[Begin MATERIAL FOR THE TASK]
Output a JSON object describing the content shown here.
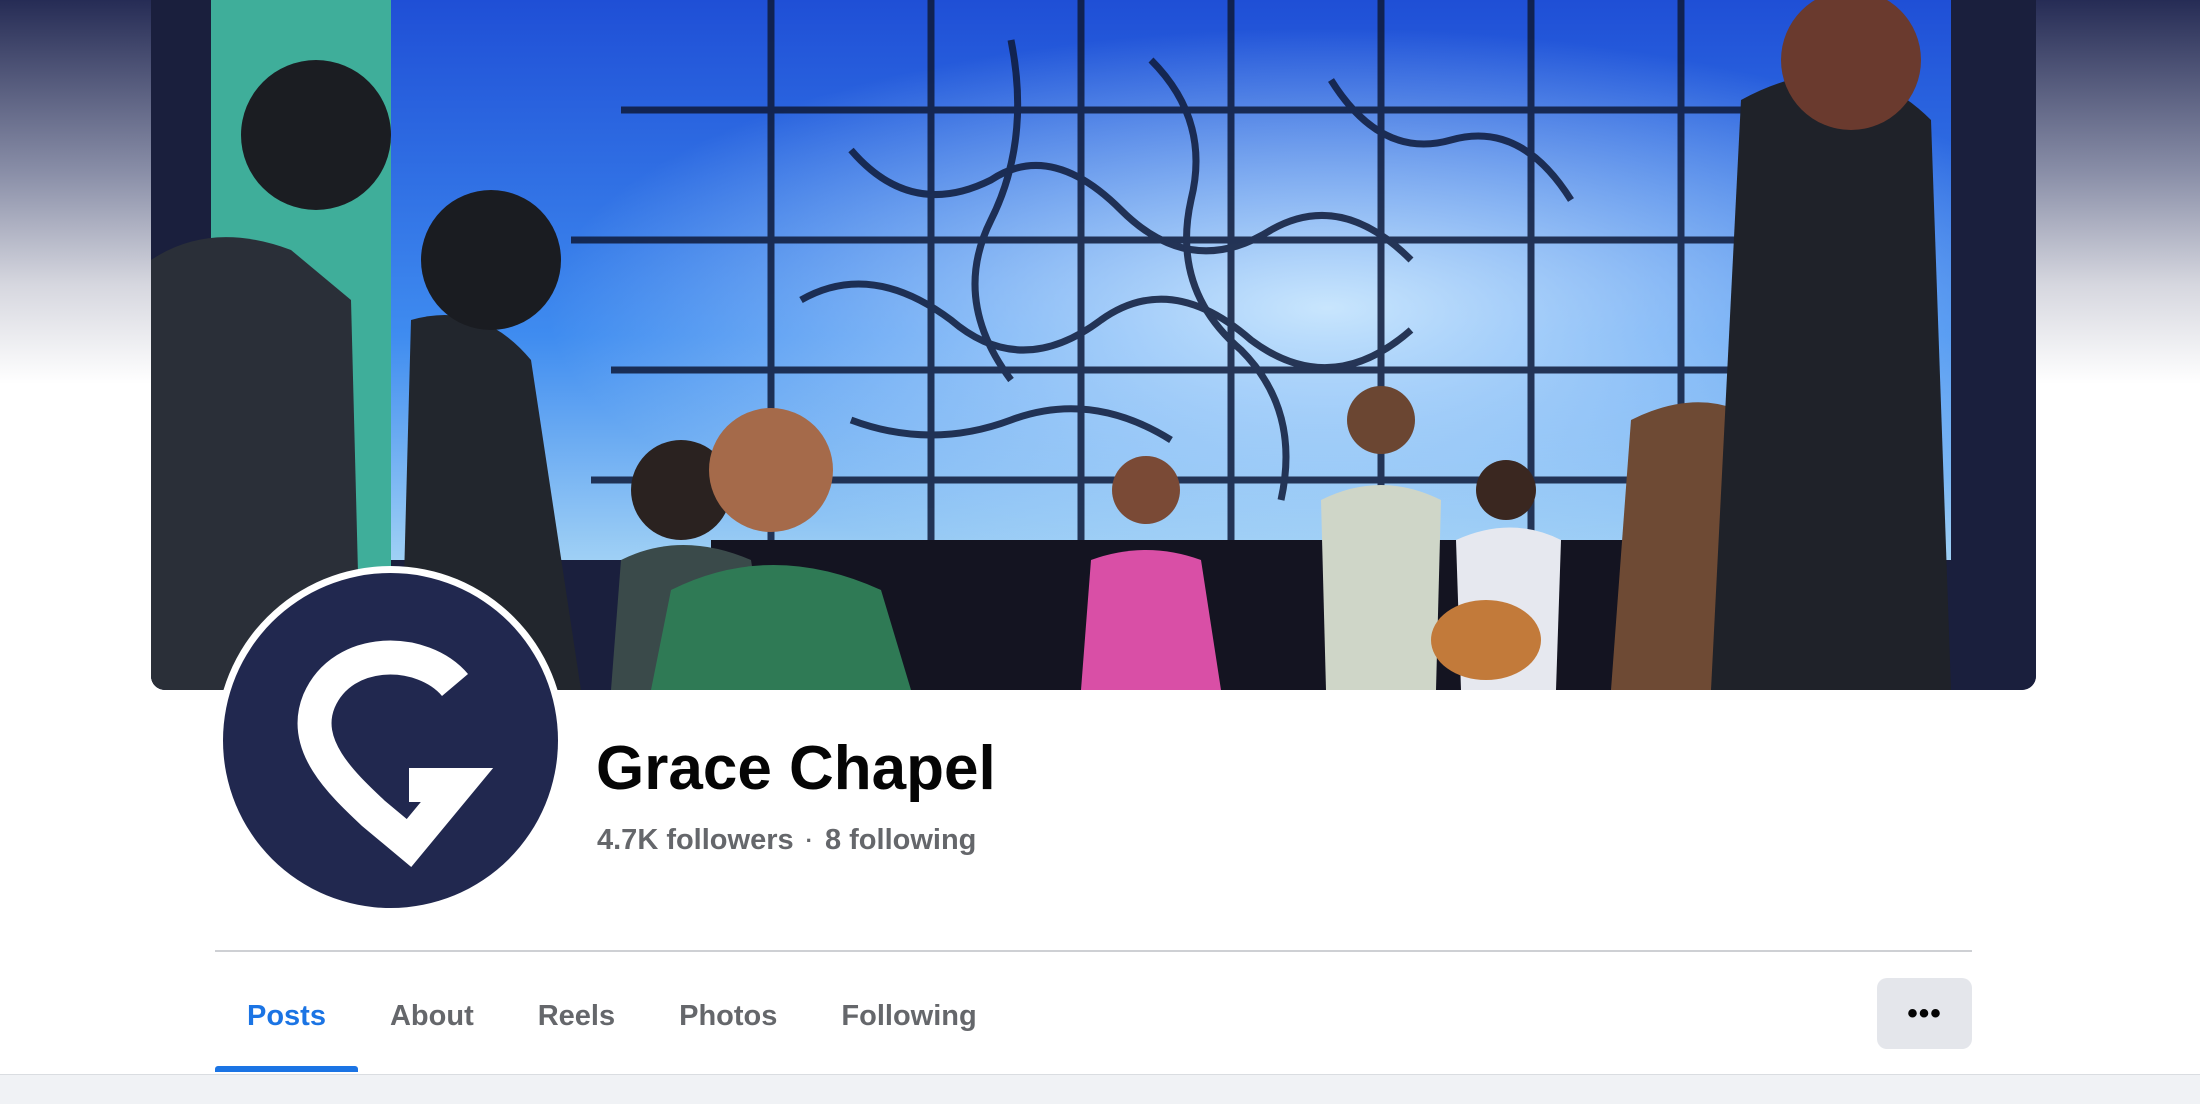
{
  "profile": {
    "name": "Grace Chapel",
    "followers": "4.7K followers",
    "separator": "·",
    "following": "8 following"
  },
  "tabs": [
    {
      "label": "Posts",
      "active": true
    },
    {
      "label": "About"
    },
    {
      "label": "Reels"
    },
    {
      "label": "Photos"
    },
    {
      "label": "Following"
    }
  ],
  "more_button": {
    "label": "•••",
    "icon": "more-horizontal-icon"
  },
  "colors": {
    "accent": "#1b74e4",
    "avatar_bg": "#21284f",
    "text_primary": "#050505",
    "text_secondary": "#65676b"
  }
}
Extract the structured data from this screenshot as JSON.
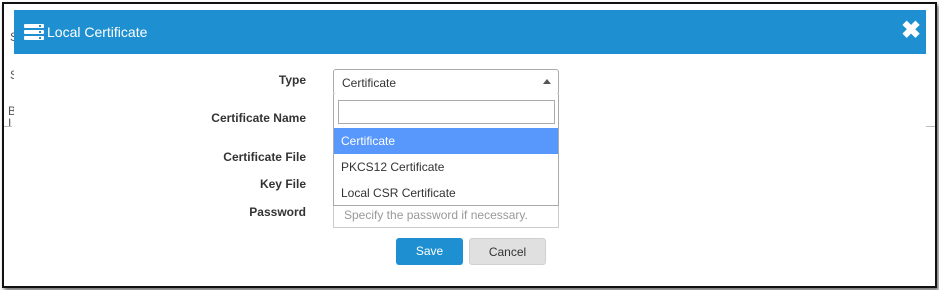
{
  "dialog": {
    "title": "Local Certificate",
    "title_icon": "server-icon",
    "close_icon": "close-icon",
    "close_glyph": "✖"
  },
  "form": {
    "type_label": "Type",
    "certificate_name_label": "Certificate Name",
    "certificate_file_label": "Certificate File",
    "key_file_label": "Key File",
    "password_label": "Password",
    "type_selected": "Certificate",
    "password_placeholder": "Specify the password if necessary."
  },
  "dropdown": {
    "search_value": "",
    "options": [
      "Certificate",
      "PKCS12 Certificate",
      "Local CSR Certificate"
    ],
    "selected_index": 0
  },
  "buttons": {
    "save": "Save",
    "cancel": "Cancel"
  },
  "background": {
    "fragments": [
      "S",
      "S",
      "B",
      "I"
    ]
  },
  "colors": {
    "titlebar": "#1e8fd0",
    "selected_option": "#5897fb",
    "save_button": "#1e8fd0"
  }
}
[End MATERIAL FOR THE TASK]
* _SHORT TASK_:
Images in the records should not be copied. Repeat all the rest exactly.

* _TASK RESULT_:
Output a JSON object describing the content shown here.
{
  "profile": {
    "name": "Grace Chapel",
    "followers": "4.7K followers",
    "separator": "·",
    "following": "8 following"
  },
  "tabs": [
    {
      "label": "Posts",
      "active": true
    },
    {
      "label": "About"
    },
    {
      "label": "Reels"
    },
    {
      "label": "Photos"
    },
    {
      "label": "Following"
    }
  ],
  "more_button": {
    "label": "•••",
    "icon": "more-horizontal-icon"
  },
  "colors": {
    "accent": "#1b74e4",
    "avatar_bg": "#21284f",
    "text_primary": "#050505",
    "text_secondary": "#65676b"
  }
}
Extract the structured data from this screenshot as JSON.
{
  "dialog": {
    "title": "Local Certificate",
    "title_icon": "server-icon",
    "close_icon": "close-icon",
    "close_glyph": "✖"
  },
  "form": {
    "type_label": "Type",
    "certificate_name_label": "Certificate Name",
    "certificate_file_label": "Certificate File",
    "key_file_label": "Key File",
    "password_label": "Password",
    "type_selected": "Certificate",
    "password_placeholder": "Specify the password if necessary."
  },
  "dropdown": {
    "search_value": "",
    "options": [
      "Certificate",
      "PKCS12 Certificate",
      "Local CSR Certificate"
    ],
    "selected_index": 0
  },
  "buttons": {
    "save": "Save",
    "cancel": "Cancel"
  },
  "background": {
    "fragments": [
      "S",
      "S",
      "B",
      "I"
    ]
  },
  "colors": {
    "titlebar": "#1e8fd0",
    "selected_option": "#5897fb",
    "save_button": "#1e8fd0"
  }
}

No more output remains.